▶ **Records for this task**:

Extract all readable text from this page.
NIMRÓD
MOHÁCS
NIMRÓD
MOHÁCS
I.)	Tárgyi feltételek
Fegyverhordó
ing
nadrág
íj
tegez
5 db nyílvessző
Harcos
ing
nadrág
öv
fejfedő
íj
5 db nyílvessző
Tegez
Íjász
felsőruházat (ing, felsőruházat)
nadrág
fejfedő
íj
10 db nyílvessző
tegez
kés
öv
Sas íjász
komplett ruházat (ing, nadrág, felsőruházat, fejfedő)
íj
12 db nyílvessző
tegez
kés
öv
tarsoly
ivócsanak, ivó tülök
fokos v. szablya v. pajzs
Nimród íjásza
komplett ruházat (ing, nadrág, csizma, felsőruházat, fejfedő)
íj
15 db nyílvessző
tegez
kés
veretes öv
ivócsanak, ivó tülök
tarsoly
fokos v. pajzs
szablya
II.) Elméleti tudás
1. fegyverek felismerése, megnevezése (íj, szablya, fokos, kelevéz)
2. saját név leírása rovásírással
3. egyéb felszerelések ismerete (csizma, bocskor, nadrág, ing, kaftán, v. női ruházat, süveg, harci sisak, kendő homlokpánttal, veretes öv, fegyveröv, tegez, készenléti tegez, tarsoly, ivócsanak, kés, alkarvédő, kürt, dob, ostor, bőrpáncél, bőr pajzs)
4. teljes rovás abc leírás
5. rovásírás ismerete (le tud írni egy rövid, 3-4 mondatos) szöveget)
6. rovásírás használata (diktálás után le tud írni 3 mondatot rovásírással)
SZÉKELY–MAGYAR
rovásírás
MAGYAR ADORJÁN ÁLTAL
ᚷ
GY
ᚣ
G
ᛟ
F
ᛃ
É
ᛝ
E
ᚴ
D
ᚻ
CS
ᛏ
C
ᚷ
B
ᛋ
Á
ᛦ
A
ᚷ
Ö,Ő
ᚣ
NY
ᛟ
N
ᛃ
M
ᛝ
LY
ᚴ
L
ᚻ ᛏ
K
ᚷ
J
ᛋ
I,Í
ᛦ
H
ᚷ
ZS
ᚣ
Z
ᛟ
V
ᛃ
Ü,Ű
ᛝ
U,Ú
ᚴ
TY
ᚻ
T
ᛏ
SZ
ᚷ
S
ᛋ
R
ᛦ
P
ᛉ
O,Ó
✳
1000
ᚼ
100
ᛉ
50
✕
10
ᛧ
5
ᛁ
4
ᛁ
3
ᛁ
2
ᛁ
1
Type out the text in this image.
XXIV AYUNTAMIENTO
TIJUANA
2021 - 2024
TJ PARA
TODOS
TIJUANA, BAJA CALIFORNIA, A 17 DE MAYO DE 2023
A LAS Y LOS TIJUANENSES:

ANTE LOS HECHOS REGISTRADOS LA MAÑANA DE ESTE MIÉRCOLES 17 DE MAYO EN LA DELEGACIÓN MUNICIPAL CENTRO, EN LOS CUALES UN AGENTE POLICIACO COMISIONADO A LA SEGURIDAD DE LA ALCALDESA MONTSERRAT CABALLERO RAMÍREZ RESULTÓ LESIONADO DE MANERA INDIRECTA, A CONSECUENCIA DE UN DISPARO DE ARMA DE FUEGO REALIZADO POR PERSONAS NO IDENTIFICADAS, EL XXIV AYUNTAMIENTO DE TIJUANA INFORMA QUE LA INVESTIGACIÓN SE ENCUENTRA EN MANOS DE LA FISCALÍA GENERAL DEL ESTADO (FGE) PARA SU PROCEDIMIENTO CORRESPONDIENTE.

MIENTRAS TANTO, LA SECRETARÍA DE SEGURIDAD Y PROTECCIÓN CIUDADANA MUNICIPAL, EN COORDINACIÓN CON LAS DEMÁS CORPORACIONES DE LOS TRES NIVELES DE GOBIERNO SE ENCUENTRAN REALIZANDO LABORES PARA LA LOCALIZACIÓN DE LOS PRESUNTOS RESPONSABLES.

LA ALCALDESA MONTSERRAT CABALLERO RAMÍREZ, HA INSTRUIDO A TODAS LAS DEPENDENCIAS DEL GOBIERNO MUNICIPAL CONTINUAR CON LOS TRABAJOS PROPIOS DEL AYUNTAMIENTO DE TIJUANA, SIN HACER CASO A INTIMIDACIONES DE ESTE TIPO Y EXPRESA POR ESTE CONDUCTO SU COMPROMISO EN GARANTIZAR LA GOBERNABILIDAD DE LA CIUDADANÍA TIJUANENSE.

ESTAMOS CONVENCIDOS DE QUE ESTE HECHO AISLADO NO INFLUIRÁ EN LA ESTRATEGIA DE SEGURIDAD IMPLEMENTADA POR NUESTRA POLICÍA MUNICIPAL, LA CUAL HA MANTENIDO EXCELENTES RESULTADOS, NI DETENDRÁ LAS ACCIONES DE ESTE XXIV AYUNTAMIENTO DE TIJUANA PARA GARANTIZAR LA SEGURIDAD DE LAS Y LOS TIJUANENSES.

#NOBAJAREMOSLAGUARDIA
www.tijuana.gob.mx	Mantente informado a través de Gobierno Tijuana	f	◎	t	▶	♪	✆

▶ **What is expected**:
Show the lines from the data above that contain the string "fokos".

▶ **Task answer**:
fokos v. szablya v. pajzs
fokos v. pajzs
1. fegyverek felismerése, megnevezése (íj, szablya, fokos, kelevéz)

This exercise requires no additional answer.